● Extract
· · · · ·
It was British Sandwich Week last week (14-20 May), but according to Mintel’s recently released British Lifestyles report, which tracks spending across all major consumer markets, bread use is going stale. Just one third (34 per cent) of Brits reported eating sliced bread at least once a day in 2016 – down from 47 per cent in 2014.

Following suit, sales of prepacked bread also declined by 10 per cent in 2016, according to Mintel.

However, figures from the British Sandwich Association reveal British consumers eat more than 11.5 billion sandwiches each year, which is enough to go around the world roughly 44 times should they be laid end to end. More than half of these sandwiches were made and eaten in the home.
· · · · ·
● Dataset extract
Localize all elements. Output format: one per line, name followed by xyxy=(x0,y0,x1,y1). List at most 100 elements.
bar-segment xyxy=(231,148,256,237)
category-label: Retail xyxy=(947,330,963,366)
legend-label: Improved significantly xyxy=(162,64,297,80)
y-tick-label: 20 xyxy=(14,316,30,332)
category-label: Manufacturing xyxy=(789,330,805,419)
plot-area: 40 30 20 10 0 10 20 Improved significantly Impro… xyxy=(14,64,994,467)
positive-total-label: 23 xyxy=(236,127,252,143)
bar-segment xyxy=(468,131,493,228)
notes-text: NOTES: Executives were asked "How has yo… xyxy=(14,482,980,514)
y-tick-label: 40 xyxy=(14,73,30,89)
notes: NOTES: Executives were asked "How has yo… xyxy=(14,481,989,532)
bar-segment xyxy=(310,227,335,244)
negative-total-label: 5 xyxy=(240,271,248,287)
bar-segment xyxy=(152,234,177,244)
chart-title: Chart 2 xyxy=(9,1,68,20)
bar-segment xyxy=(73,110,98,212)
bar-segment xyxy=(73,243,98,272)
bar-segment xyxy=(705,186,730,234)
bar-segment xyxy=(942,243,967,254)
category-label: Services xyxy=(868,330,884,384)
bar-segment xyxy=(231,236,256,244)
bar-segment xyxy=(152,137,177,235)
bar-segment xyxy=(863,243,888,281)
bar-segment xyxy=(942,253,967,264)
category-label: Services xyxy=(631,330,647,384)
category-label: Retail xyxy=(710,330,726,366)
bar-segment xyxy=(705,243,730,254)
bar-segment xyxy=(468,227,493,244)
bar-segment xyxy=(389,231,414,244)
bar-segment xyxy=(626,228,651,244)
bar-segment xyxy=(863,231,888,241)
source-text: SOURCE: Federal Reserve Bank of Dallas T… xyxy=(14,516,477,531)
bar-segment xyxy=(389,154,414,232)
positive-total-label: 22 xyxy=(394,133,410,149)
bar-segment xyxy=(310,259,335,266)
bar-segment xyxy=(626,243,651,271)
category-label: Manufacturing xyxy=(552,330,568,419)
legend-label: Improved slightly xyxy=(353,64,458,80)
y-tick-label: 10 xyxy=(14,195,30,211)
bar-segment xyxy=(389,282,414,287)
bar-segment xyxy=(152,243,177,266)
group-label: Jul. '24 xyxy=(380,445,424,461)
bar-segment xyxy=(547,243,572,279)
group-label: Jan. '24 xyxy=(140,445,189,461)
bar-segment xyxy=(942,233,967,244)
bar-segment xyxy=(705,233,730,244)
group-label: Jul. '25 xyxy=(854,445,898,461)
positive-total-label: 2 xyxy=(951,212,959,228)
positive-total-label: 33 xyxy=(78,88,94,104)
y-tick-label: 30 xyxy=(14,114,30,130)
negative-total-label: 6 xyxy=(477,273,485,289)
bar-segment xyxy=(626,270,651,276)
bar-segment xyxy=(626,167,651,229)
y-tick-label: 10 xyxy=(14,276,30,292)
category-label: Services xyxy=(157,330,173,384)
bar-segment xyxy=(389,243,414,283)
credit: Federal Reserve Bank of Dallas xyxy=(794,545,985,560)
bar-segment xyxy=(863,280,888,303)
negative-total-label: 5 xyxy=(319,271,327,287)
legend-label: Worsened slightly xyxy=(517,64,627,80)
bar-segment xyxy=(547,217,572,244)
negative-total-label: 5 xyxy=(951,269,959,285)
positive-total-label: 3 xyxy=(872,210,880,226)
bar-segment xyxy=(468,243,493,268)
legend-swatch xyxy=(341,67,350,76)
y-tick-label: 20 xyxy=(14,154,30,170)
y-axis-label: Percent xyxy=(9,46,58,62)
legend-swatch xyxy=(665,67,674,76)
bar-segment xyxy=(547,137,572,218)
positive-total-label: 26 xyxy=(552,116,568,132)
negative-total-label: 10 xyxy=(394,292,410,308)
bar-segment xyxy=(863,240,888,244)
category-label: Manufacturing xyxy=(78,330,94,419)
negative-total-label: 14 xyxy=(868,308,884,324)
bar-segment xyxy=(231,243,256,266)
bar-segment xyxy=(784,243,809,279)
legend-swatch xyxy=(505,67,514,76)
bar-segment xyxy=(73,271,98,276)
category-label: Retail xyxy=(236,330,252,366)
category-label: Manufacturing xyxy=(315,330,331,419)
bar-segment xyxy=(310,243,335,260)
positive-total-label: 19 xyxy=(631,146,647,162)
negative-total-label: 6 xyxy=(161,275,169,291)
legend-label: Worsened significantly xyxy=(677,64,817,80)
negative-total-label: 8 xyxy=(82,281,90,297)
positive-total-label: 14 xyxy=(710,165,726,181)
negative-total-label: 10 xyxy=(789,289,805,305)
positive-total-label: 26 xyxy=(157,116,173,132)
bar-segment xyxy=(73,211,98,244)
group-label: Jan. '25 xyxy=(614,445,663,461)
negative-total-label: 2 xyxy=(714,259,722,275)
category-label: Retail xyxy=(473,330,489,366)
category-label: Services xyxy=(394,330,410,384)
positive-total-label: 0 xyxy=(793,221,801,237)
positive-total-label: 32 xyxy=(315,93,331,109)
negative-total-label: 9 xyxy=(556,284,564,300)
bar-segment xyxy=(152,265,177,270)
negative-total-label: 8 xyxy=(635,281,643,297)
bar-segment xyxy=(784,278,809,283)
· · · · ·
● Given instruction
Continue the bread and sandwich consumption text from where it stops.

● Result of this task
While around 57 per cent of all commercially bought sandwiches are made with traditional square sandwich bread, the decline in sliced bread sales may be linked to a rise in other forms of bread. Wraps, for example, account for about five per cent of all sandwich sales in major retailers, while panini sandwiches are also gaining in popularity – last year their sales rose by 14 per cent in major retailers, although they still only account for around two per cent of sandwich sales. Baguettes are also popular, accounting for around 10 per cent of commercially made sandwiches (British Sandwich Association).

Mintel reports that one in five Brits (22 per cent) are limiting their carbohydrate intake, so that may also be a factor, and let’s not forget that bread is the most wasted food in UK homes, with over 240 million slices thrown away every year, so perhaps consumers have been playing their part in the war on waste by only buying what they need.